- _What to work on_: Write out the data below in full, unchanged, minus the images.

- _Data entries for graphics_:
━━━━━━━━

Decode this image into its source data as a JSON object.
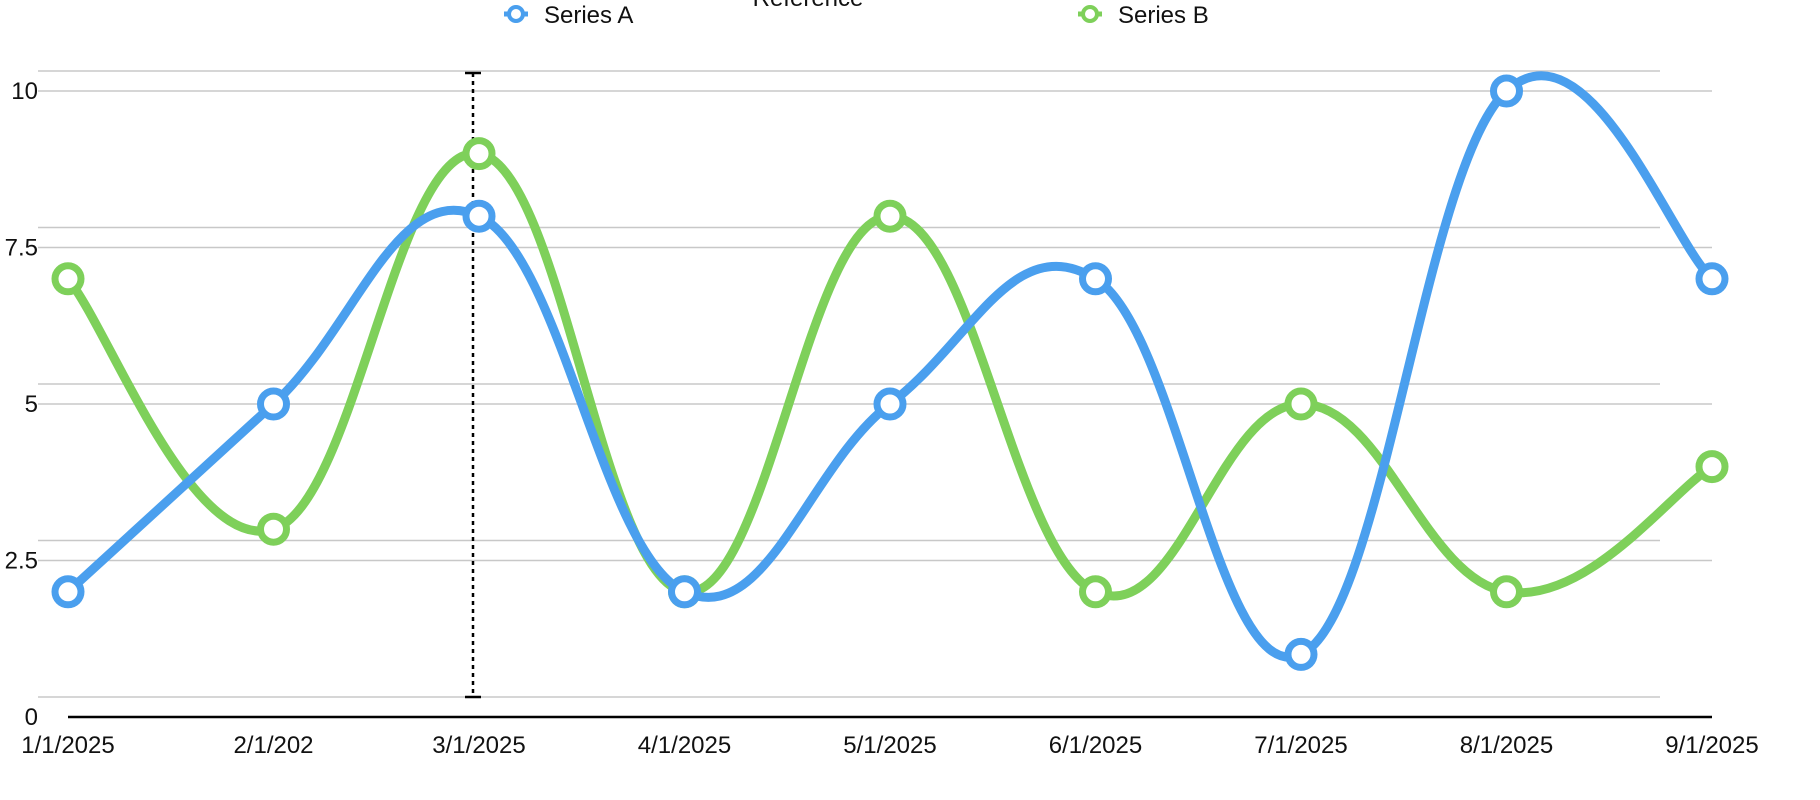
{
  "chart_data": {
    "type": "line",
    "title": "",
    "xlabel": "",
    "ylabel": "",
    "x": [
      "1/1/2025",
      "2/1/202",
      "3/1/2025",
      "4/1/2025",
      "5/1/2025",
      "6/1/2025",
      "7/1/2025",
      "8/1/2025",
      "9/1/2025"
    ],
    "y_ticks": [
      "0",
      "2.5",
      "5",
      "7.5",
      "10"
    ],
    "ylim": [
      0,
      10
    ],
    "grid": true,
    "legend_position": "top",
    "series": [
      {
        "name": "Series A",
        "color": "#4a9fee",
        "values": [
          2,
          5,
          8,
          2,
          5,
          7,
          1,
          10,
          7
        ]
      },
      {
        "name": "Series B",
        "color": "#7ed05a",
        "values": [
          7,
          3,
          9,
          2,
          8,
          2,
          5,
          2,
          4
        ]
      }
    ],
    "reference_line": {
      "label": "Reference",
      "x_index": 2
    }
  }
}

━━━━━━━━

- _Response to the task_:
Decode this image into its source data as a JSON object.
{
  "chart_data": {
    "type": "line",
    "title": "",
    "xlabel": "",
    "ylabel": "",
    "x": [
      "1/1/2025",
      "2/1/202",
      "3/1/2025",
      "4/1/2025",
      "5/1/2025",
      "6/1/2025",
      "7/1/2025",
      "8/1/2025",
      "9/1/2025"
    ],
    "y_ticks": [
      "0",
      "2.5",
      "5",
      "7.5",
      "10"
    ],
    "ylim": [
      0,
      10
    ],
    "grid": true,
    "legend_position": "top",
    "series": [
      {
        "name": "Series A",
        "color": "#4a9fee",
        "values": [
          2,
          5,
          8,
          2,
          5,
          7,
          1,
          10,
          7
        ]
      },
      {
        "name": "Series B",
        "color": "#7ed05a",
        "values": [
          7,
          3,
          9,
          2,
          8,
          2,
          5,
          2,
          4
        ]
      }
    ],
    "reference_line": {
      "label": "Reference",
      "x_index": 2
    }
  }
}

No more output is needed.